Single out the lines that include the word "examens". Copy them.

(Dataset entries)
____________

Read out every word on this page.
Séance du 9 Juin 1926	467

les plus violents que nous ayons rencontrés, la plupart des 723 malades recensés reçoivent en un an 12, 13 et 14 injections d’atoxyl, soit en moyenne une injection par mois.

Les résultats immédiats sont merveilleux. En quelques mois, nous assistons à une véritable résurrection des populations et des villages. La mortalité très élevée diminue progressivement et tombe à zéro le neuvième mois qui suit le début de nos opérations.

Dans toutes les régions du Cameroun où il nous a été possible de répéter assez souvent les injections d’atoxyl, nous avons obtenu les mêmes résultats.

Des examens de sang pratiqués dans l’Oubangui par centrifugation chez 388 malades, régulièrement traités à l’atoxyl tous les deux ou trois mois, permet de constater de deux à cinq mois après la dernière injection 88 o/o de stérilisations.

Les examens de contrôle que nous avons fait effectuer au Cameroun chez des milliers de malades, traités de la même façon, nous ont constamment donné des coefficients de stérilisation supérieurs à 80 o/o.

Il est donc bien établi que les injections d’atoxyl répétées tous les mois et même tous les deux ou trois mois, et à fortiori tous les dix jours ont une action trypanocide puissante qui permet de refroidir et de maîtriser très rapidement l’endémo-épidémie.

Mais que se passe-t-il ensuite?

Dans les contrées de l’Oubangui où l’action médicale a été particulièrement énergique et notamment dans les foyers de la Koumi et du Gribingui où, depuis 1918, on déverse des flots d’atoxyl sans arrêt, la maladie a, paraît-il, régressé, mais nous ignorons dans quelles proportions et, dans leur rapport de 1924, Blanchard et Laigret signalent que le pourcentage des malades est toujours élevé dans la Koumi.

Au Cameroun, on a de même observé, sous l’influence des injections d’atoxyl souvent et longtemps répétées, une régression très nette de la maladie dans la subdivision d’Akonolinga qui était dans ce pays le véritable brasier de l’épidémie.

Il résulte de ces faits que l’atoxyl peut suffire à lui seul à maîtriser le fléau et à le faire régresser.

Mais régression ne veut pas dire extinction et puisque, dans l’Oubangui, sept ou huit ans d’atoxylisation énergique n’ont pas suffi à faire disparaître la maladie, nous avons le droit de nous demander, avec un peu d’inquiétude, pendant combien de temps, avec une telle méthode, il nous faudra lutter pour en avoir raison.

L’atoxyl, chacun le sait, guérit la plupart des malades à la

____________

◆ FULL OUTPUT
Des examens de sang pratiqués dans l’Oubangui par centrifugation chez 388 malades, régulièrement traités à l’atoxyl tous les deux ou trois mois, permet de constater de deux à cinq mois après la dernière injection 88 o/o de stérilisations.
Les examens de contrôle que nous avons fait effectuer au Cameroun chez des milliers de malades, traités de la même façon, nous ont constamment donné des coefficients de stérilisation supérieurs à 80 o/o.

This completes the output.